(Figure contents as structured data)
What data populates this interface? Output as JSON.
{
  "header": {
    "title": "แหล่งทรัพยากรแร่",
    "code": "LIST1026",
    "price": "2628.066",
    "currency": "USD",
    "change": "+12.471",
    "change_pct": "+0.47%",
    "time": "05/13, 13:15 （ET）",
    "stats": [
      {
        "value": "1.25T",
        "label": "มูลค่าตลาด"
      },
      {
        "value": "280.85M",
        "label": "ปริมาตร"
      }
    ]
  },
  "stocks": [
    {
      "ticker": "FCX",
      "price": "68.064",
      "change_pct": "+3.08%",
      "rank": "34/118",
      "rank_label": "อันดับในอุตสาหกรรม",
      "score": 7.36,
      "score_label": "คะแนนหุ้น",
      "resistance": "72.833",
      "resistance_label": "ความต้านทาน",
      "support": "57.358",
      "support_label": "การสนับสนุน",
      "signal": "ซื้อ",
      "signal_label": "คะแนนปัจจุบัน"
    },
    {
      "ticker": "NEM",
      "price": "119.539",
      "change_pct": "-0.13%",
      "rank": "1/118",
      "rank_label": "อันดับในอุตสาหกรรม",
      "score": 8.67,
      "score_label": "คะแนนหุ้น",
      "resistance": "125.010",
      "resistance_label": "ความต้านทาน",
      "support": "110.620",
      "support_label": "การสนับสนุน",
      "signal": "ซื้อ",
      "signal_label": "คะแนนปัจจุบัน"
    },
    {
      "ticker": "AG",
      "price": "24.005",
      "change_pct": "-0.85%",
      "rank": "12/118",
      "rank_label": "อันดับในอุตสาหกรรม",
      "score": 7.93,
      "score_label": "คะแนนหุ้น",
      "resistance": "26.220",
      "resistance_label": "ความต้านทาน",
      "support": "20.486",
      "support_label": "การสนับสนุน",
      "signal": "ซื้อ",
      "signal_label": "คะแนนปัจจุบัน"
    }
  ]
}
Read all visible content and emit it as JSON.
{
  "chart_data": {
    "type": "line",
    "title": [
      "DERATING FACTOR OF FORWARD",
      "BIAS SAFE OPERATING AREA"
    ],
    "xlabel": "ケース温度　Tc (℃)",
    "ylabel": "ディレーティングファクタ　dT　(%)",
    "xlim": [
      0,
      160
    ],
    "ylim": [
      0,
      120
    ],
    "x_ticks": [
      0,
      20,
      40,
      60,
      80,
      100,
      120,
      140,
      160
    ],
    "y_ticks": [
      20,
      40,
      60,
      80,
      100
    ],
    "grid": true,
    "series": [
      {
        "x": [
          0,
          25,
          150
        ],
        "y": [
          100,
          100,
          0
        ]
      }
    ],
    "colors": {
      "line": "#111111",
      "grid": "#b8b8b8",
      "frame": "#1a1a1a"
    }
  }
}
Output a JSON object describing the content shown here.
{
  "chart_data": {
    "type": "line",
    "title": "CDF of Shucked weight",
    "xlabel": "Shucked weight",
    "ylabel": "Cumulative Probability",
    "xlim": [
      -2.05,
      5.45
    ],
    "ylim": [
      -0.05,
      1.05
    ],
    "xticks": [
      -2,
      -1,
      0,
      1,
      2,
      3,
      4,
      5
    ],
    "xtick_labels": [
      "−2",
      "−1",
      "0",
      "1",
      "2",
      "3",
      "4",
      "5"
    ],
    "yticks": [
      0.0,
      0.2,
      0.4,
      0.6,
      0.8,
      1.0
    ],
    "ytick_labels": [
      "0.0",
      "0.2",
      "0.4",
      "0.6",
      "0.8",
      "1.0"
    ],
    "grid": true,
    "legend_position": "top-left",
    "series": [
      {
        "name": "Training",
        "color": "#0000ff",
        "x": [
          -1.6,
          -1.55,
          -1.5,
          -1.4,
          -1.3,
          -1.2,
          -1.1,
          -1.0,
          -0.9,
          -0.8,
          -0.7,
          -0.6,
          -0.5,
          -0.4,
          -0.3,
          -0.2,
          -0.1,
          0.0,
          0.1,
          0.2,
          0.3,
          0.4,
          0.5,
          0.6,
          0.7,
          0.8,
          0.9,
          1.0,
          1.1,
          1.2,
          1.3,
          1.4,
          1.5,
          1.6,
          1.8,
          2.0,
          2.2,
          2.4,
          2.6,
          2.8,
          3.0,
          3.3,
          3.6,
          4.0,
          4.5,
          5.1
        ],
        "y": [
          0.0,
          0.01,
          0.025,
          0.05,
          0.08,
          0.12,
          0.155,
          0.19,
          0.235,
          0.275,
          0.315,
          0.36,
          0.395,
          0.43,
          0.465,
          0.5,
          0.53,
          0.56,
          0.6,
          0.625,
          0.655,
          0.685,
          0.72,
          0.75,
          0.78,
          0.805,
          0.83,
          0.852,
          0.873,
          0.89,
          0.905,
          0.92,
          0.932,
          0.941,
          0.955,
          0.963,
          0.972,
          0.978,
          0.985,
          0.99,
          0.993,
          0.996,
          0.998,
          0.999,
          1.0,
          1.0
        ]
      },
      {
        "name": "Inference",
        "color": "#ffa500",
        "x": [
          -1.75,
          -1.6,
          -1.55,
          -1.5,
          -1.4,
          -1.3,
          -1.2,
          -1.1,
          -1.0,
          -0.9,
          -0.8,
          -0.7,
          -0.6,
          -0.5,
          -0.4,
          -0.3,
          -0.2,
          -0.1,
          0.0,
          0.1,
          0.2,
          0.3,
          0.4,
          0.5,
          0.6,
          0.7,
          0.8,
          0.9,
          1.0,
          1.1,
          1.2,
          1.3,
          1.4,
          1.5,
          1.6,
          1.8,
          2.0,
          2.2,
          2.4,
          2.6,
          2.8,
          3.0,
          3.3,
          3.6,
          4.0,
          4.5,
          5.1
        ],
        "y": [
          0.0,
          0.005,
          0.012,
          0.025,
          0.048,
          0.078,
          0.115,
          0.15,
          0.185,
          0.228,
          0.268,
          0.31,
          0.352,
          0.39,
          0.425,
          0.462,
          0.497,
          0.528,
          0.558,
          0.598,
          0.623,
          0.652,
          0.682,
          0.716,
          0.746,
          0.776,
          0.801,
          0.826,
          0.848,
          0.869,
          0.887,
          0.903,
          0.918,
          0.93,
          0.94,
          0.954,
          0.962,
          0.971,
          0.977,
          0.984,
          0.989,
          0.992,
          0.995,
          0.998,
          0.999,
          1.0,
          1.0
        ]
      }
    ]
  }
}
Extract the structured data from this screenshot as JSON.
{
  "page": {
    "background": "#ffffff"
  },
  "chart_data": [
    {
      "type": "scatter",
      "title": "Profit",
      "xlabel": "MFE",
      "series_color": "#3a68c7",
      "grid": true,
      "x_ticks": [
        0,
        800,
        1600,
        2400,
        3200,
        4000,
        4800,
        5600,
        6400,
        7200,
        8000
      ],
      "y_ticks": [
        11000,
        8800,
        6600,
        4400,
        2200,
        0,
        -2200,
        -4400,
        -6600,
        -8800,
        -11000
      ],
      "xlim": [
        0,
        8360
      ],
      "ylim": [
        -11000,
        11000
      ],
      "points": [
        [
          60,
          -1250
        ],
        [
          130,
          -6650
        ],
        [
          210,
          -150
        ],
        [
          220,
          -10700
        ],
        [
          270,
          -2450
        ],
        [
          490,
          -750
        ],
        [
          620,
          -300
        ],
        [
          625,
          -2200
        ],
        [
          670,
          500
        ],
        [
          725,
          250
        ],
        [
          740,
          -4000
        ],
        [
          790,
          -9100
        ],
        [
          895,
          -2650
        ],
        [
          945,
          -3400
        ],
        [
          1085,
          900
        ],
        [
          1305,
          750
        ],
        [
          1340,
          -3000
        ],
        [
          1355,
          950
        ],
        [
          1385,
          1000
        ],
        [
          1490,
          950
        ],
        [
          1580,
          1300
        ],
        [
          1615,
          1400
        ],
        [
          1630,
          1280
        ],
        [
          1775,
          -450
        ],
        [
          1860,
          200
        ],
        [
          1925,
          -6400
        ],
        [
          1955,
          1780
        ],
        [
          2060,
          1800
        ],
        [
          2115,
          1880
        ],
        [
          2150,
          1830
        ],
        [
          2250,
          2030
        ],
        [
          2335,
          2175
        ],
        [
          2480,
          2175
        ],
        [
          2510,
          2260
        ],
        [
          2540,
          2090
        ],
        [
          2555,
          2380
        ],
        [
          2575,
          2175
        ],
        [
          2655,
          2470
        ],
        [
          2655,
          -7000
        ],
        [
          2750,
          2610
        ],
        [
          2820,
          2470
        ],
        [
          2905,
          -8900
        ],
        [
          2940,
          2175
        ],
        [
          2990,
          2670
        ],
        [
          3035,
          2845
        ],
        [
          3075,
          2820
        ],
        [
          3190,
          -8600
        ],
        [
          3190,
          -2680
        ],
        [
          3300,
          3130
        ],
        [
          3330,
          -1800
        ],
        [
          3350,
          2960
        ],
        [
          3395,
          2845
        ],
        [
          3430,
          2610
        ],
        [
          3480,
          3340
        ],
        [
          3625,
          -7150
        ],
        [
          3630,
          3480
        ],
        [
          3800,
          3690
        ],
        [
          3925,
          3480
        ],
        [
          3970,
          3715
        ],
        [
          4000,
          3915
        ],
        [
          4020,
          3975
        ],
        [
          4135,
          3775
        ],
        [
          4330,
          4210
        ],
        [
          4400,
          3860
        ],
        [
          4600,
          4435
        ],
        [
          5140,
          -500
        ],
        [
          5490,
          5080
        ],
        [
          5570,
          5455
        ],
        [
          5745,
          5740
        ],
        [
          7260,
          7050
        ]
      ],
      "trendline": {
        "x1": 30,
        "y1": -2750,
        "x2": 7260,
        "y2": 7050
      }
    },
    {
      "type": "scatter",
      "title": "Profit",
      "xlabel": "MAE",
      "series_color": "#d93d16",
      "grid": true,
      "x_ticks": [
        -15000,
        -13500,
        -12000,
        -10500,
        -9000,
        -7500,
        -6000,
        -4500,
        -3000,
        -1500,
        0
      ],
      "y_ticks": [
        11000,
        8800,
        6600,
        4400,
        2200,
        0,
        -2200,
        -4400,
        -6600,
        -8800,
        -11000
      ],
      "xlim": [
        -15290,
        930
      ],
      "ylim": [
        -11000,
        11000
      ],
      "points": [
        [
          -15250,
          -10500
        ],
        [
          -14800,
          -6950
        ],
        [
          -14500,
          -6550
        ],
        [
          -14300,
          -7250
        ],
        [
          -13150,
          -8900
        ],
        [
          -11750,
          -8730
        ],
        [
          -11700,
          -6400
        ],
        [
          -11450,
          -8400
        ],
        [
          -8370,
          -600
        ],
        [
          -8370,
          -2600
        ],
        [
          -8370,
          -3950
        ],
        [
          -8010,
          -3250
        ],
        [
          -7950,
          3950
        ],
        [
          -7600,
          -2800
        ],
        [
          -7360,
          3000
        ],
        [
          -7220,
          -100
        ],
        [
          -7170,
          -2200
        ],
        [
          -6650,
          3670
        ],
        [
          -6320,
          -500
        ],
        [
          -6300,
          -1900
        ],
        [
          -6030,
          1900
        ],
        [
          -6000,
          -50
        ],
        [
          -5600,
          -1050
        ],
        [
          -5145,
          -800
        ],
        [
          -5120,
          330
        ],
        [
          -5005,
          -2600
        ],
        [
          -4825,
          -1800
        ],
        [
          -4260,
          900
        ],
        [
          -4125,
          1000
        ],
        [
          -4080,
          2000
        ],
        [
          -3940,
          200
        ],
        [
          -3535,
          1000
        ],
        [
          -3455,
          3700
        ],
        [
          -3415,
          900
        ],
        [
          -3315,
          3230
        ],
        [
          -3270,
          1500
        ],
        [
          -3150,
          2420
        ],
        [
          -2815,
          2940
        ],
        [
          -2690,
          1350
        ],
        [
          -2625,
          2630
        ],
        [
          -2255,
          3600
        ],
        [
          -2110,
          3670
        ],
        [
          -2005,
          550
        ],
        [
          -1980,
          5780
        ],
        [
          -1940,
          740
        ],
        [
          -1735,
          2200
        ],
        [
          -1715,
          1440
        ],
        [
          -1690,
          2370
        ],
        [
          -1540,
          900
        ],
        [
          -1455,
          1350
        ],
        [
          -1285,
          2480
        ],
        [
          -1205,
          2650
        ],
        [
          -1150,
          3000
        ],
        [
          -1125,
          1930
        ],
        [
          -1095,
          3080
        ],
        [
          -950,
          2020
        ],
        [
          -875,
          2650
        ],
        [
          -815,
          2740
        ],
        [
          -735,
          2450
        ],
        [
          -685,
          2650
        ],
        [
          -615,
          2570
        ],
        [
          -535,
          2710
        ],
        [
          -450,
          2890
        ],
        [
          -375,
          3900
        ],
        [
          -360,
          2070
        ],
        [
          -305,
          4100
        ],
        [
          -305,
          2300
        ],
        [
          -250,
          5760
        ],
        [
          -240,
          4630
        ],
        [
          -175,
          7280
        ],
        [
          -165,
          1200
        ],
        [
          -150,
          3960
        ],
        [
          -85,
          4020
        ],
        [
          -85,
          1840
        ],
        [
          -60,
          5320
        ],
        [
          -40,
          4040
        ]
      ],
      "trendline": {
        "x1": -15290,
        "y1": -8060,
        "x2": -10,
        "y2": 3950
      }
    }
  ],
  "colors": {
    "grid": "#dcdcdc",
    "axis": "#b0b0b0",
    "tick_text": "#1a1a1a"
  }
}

PROBLEM TO SOLVE: What is the number of lines that hold the string "Output"? Reply with that number alone.

WRITTEN ANSWER: 2